■ Extracted records:
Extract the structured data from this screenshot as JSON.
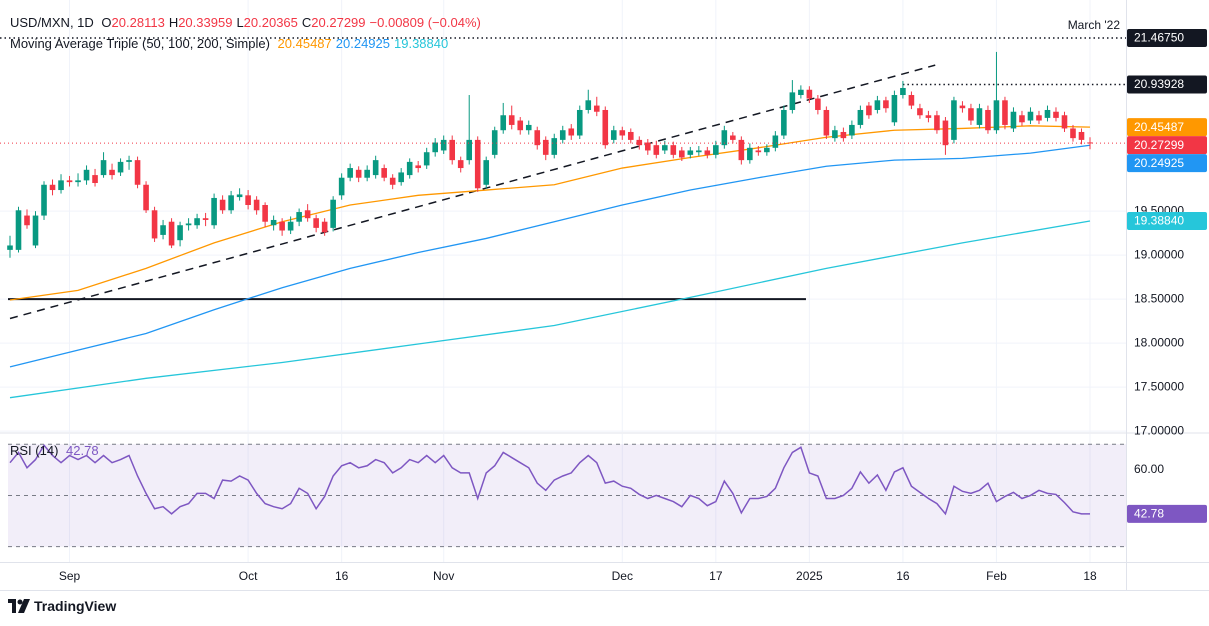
{
  "chart_data": {
    "type": "candlestick",
    "header": {
      "symbol": "USD/MXN, 1D",
      "keys": [
        "O",
        "H",
        "L",
        "C"
      ],
      "change": "−0.00809 (−0.04%)"
    },
    "categories": [
      null,
      null,
      null,
      null,
      null,
      null,
      null,
      "Sep",
      null,
      null,
      null,
      null,
      null,
      null,
      null,
      null,
      null,
      null,
      null,
      null,
      null,
      null,
      null,
      null,
      null,
      null,
      null,
      null,
      "Oct",
      null,
      null,
      null,
      null,
      null,
      null,
      null,
      null,
      null,
      null,
      "16",
      null,
      null,
      null,
      null,
      null,
      null,
      null,
      null,
      null,
      null,
      null,
      "Nov",
      null,
      null,
      null,
      null,
      null,
      null,
      null,
      null,
      null,
      null,
      null,
      null,
      null,
      null,
      null,
      null,
      null,
      null,
      null,
      null,
      "Dec",
      null,
      null,
      null,
      null,
      null,
      null,
      null,
      null,
      null,
      null,
      "17",
      null,
      null,
      null,
      null,
      null,
      null,
      null,
      null,
      null,
      null,
      "2025",
      null,
      null,
      null,
      null,
      null,
      null,
      null,
      null,
      null,
      null,
      "16",
      null,
      null,
      null,
      null,
      null,
      null,
      null,
      null,
      null,
      null,
      "Feb",
      null,
      null,
      null,
      null,
      null,
      null,
      null,
      null,
      null,
      null,
      "18"
    ],
    "open": [
      19.06,
      19.06,
      19.45,
      19.11,
      19.45,
      19.8,
      19.74,
      19.85,
      19.83,
      19.85,
      19.91,
      19.91,
      19.97,
      19.94,
      20.06,
      20.08,
      19.8,
      19.51,
      19.23,
      19.38,
      19.17,
      19.34,
      19.34,
      19.42,
      19.34,
      19.63,
      19.51,
      19.66,
      19.68,
      19.63,
      19.57,
      19.34,
      19.38,
      19.28,
      19.38,
      19.51,
      19.42,
      19.38,
      19.31,
      19.68,
      19.88,
      19.97,
      19.88,
      19.91,
      19.99,
      19.88,
      19.83,
      19.91,
      20.02,
      20.02,
      20.17,
      20.19,
      20.31,
      20.08,
      20.08,
      20.31,
      19.8,
      20.14,
      20.42,
      20.59,
      20.53,
      20.42,
      20.42,
      20.31,
      20.14,
      20.31,
      20.44,
      20.36,
      20.65,
      20.7,
      20.65,
      20.31,
      20.42,
      20.4,
      20.31,
      20.28,
      20.25,
      20.19,
      20.25,
      20.19,
      20.14,
      20.17,
      20.19,
      20.14,
      20.25,
      20.36,
      20.31,
      20.08,
      20.19,
      20.17,
      20.22,
      20.36,
      20.65,
      20.82,
      20.88,
      20.78,
      20.65,
      20.33,
      20.4,
      20.36,
      20.48,
      20.7,
      20.65,
      20.76,
      20.51,
      20.82,
      20.82,
      20.67,
      20.59,
      20.59,
      20.53,
      20.31,
      20.7,
      20.67,
      20.48,
      20.65,
      20.42,
      20.76,
      20.44,
      20.59,
      20.53,
      20.59,
      20.56,
      20.63,
      20.59,
      20.44,
      20.4,
      20.28113
    ],
    "high": [
      19.22,
      19.55,
      19.52,
      19.5,
      19.84,
      19.86,
      19.92,
      19.9,
      19.93,
      20.02,
      19.98,
      20.17,
      20.04,
      20.1,
      20.13,
      20.12,
      19.84,
      19.55,
      19.4,
      19.42,
      19.38,
      19.42,
      19.47,
      19.48,
      19.7,
      19.68,
      19.73,
      19.76,
      19.74,
      19.67,
      19.6,
      19.45,
      19.42,
      19.44,
      19.53,
      19.58,
      19.46,
      19.42,
      19.67,
      19.93,
      20.04,
      20.01,
      20.02,
      20.13,
      20.03,
      19.92,
      19.99,
      20.1,
      20.07,
      20.22,
      20.33,
      20.36,
      20.36,
      20.12,
      20.82,
      20.35,
      20.12,
      20.46,
      20.73,
      20.7,
      20.57,
      20.53,
      20.46,
      20.35,
      20.38,
      20.47,
      20.49,
      20.7,
      20.88,
      20.8,
      20.69,
      20.47,
      20.46,
      20.44,
      20.35,
      20.32,
      20.3,
      20.3,
      20.29,
      20.23,
      20.23,
      20.24,
      20.23,
      20.3,
      20.47,
      20.4,
      20.35,
      20.27,
      20.24,
      20.26,
      20.41,
      20.7,
      20.99,
      20.93,
      20.92,
      20.82,
      20.69,
      20.47,
      20.45,
      20.53,
      20.7,
      20.74,
      20.81,
      20.8,
      20.87,
      20.98,
      20.86,
      20.72,
      20.64,
      20.64,
      20.57,
      20.8,
      20.75,
      20.72,
      20.72,
      20.7,
      21.31,
      20.8,
      20.68,
      20.64,
      20.68,
      20.64,
      20.7,
      20.68,
      20.63,
      20.48,
      20.44,
      20.33959
    ],
    "low": [
      18.97,
      19.03,
      19.3,
      19.08,
      19.4,
      19.68,
      19.7,
      19.78,
      19.78,
      19.8,
      19.78,
      19.88,
      19.86,
      19.9,
      19.97,
      19.76,
      19.48,
      19.15,
      19.18,
      19.08,
      19.1,
      19.28,
      19.3,
      19.33,
      19.3,
      19.47,
      19.47,
      19.62,
      19.52,
      19.46,
      19.32,
      19.28,
      19.22,
      19.24,
      19.33,
      19.38,
      19.26,
      19.22,
      19.27,
      19.63,
      19.84,
      19.83,
      19.84,
      19.87,
      19.84,
      19.75,
      19.79,
      19.87,
      19.94,
      19.98,
      20.12,
      20.15,
      20.03,
      19.94,
      20.03,
      19.72,
      19.76,
      20.1,
      20.38,
      20.43,
      20.37,
      20.37,
      20.2,
      20.08,
      20.1,
      20.27,
      20.31,
      20.32,
      20.61,
      20.58,
      20.21,
      20.27,
      20.31,
      20.27,
      20.2,
      20.14,
      20.1,
      20.15,
      20.1,
      20.07,
      20.1,
      20.13,
      20.1,
      20.1,
      20.21,
      20.27,
      20.03,
      20.04,
      20.13,
      20.13,
      20.18,
      20.32,
      20.61,
      20.78,
      20.73,
      20.6,
      20.32,
      20.29,
      20.29,
      20.32,
      20.44,
      20.55,
      20.61,
      20.62,
      20.47,
      20.78,
      20.66,
      20.55,
      20.51,
      20.38,
      20.14,
      20.27,
      20.62,
      20.48,
      20.44,
      20.38,
      20.38,
      20.43,
      20.4,
      20.47,
      20.49,
      20.49,
      20.52,
      20.52,
      20.4,
      20.29,
      20.26,
      20.20365
    ],
    "close": [
      19.11,
      19.51,
      19.34,
      19.45,
      19.8,
      19.74,
      19.85,
      19.83,
      19.85,
      19.97,
      19.82,
      20.08,
      19.91,
      20.06,
      20.08,
      19.8,
      19.51,
      19.19,
      19.34,
      19.11,
      19.34,
      19.36,
      19.42,
      19.4,
      19.65,
      19.51,
      19.68,
      19.69,
      19.57,
      19.51,
      19.38,
      19.4,
      19.28,
      19.38,
      19.49,
      19.42,
      19.31,
      19.26,
      19.63,
      19.88,
      19.99,
      19.88,
      19.97,
      20.08,
      19.88,
      19.8,
      19.94,
      20.06,
      19.99,
      20.17,
      20.28,
      20.31,
      20.08,
      19.99,
      20.31,
      19.76,
      20.08,
      20.42,
      20.59,
      20.48,
      20.42,
      20.48,
      20.25,
      20.14,
      20.33,
      20.42,
      20.36,
      20.65,
      20.76,
      20.63,
      20.25,
      20.42,
      20.36,
      20.31,
      20.25,
      20.19,
      20.14,
      20.25,
      20.14,
      20.11,
      20.19,
      20.19,
      20.14,
      20.25,
      20.42,
      20.31,
      20.08,
      20.22,
      20.17,
      20.22,
      20.36,
      20.65,
      20.85,
      20.88,
      20.78,
      20.65,
      20.36,
      20.42,
      20.33,
      20.48,
      20.65,
      20.59,
      20.76,
      20.67,
      20.82,
      20.9,
      20.7,
      20.59,
      20.56,
      20.42,
      20.25,
      20.76,
      20.67,
      20.53,
      20.67,
      20.42,
      20.76,
      20.48,
      20.63,
      20.51,
      20.63,
      20.53,
      20.65,
      20.56,
      20.44,
      20.33,
      20.31,
      20.27299
    ],
    "up_color": "#089981",
    "down_color": "#f23645",
    "ylim": [
      16.99,
      21.9
    ],
    "yticks": [
      {
        "value": 17,
        "label": "17.00000"
      },
      {
        "value": 17.5,
        "label": "17.50000"
      },
      {
        "value": 18,
        "label": "18.00000"
      },
      {
        "value": 18.5,
        "label": "18.50000"
      },
      {
        "value": 19,
        "label": "19.00000"
      },
      {
        "value": 19.5,
        "label": "19.50000"
      }
    ],
    "grid": true,
    "moving_average": {
      "title": "Moving Average Triple (50, 100, 200, Simple)",
      "series": [
        {
          "color": "#ff9800",
          "x": [
            0,
            8,
            16,
            24,
            32,
            40,
            48,
            56,
            64,
            72,
            80,
            88,
            96,
            104,
            112,
            120,
            127
          ],
          "values": [
            18.49,
            18.6,
            18.85,
            19.14,
            19.38,
            19.57,
            19.68,
            19.74,
            19.8,
            19.99,
            20.11,
            20.22,
            20.34,
            20.42,
            20.44,
            20.47,
            20.45487
          ],
          "value_labels": [
            null,
            null,
            null,
            null,
            null,
            null,
            null,
            null,
            null,
            null,
            null,
            null,
            null,
            null,
            null,
            null,
            "20.45487"
          ]
        },
        {
          "color": "#2196f3",
          "x": [
            0,
            8,
            16,
            24,
            32,
            40,
            48,
            56,
            64,
            72,
            80,
            88,
            96,
            104,
            112,
            120,
            127
          ],
          "values": [
            17.73,
            17.92,
            18.11,
            18.38,
            18.63,
            18.85,
            19.03,
            19.19,
            19.38,
            19.57,
            19.74,
            19.88,
            20.01,
            20.08,
            20.1,
            20.16,
            20.24925
          ],
          "value_labels": [
            null,
            null,
            null,
            null,
            null,
            null,
            null,
            null,
            null,
            null,
            null,
            null,
            null,
            null,
            null,
            null,
            "20.24925"
          ]
        },
        {
          "color": "#26c6da",
          "x": [
            0,
            16,
            32,
            48,
            64,
            80,
            96,
            112,
            127
          ],
          "values": [
            17.38,
            17.6,
            17.78,
            17.99,
            18.2,
            18.52,
            18.85,
            19.14,
            19.3884
          ],
          "value_labels": [
            null,
            null,
            null,
            null,
            null,
            null,
            null,
            null,
            "19.38840"
          ]
        }
      ]
    },
    "price_lines": [
      {
        "value": 21.4675,
        "label": "21.46750",
        "text": "March '22",
        "color": "#131722"
      },
      {
        "value": 20.93928,
        "label": "20.93928",
        "color": "#131722",
        "x": 105
      }
    ],
    "trendline": {
      "x": [
        0,
        108.8
      ],
      "values": [
        18.28,
        21.16
      ]
    },
    "support": {
      "x": [
        0,
        93.6
      ],
      "value": 18.5
    },
    "rsi": {
      "title": "RSI (14)",
      "color": "#7e57c2",
      "ylim": [
        24,
        74
      ],
      "yticks": [
        {
          "value": 60,
          "label": "60.00"
        }
      ],
      "levels": [
        70,
        50,
        30
      ],
      "values": [
        62.8,
        66.8,
        60.8,
        64,
        69.6,
        65.6,
        62.8,
        65.6,
        64,
        65.6,
        62.8,
        65.6,
        62.8,
        64,
        65.6,
        57.6,
        50.8,
        44.8,
        45.6,
        42.8,
        45.6,
        46.8,
        50.8,
        50.8,
        48.8,
        56,
        55.6,
        57.6,
        56,
        50.8,
        46.8,
        45.6,
        44.8,
        46.8,
        52.8,
        50.8,
        44.8,
        49.6,
        57.6,
        61.6,
        62.8,
        60.8,
        61.6,
        64,
        62.8,
        58.8,
        60.8,
        64,
        62.8,
        65.6,
        62.8,
        65.6,
        60.8,
        58.8,
        58.8,
        48.8,
        58.8,
        61.6,
        66.8,
        64.8,
        62.8,
        60.8,
        54.8,
        52,
        56,
        57.6,
        58.8,
        62.8,
        65.6,
        62.8,
        54.8,
        55.6,
        53.6,
        52.8,
        50.4,
        48.8,
        50,
        48.8,
        47.6,
        45.6,
        50,
        48.8,
        46,
        47.6,
        55.6,
        50.8,
        43.2,
        48.8,
        48.8,
        49.6,
        52.8,
        60.8,
        66.8,
        68.8,
        58.8,
        57.6,
        48.8,
        48.8,
        50,
        52.8,
        59.2,
        54.8,
        58,
        52,
        59.2,
        60.8,
        53.6,
        51.2,
        48.8,
        46.8,
        42.8,
        53.6,
        51.6,
        50.8,
        52,
        54.8,
        47.6,
        49.6,
        51.2,
        48.8,
        50,
        52,
        50.8,
        50.4,
        47.2,
        43.6,
        42.8,
        42.78
      ]
    }
  },
  "footer": {
    "brand": "TradingView"
  }
}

■ WHAT TO DO:
Show, from the material above, each line that includes the string "title".

■ EXERCISE RESULT:
      "title": "Moving Average Triple (50, 100, 200, Simple)",
      "title": "RSI (14)",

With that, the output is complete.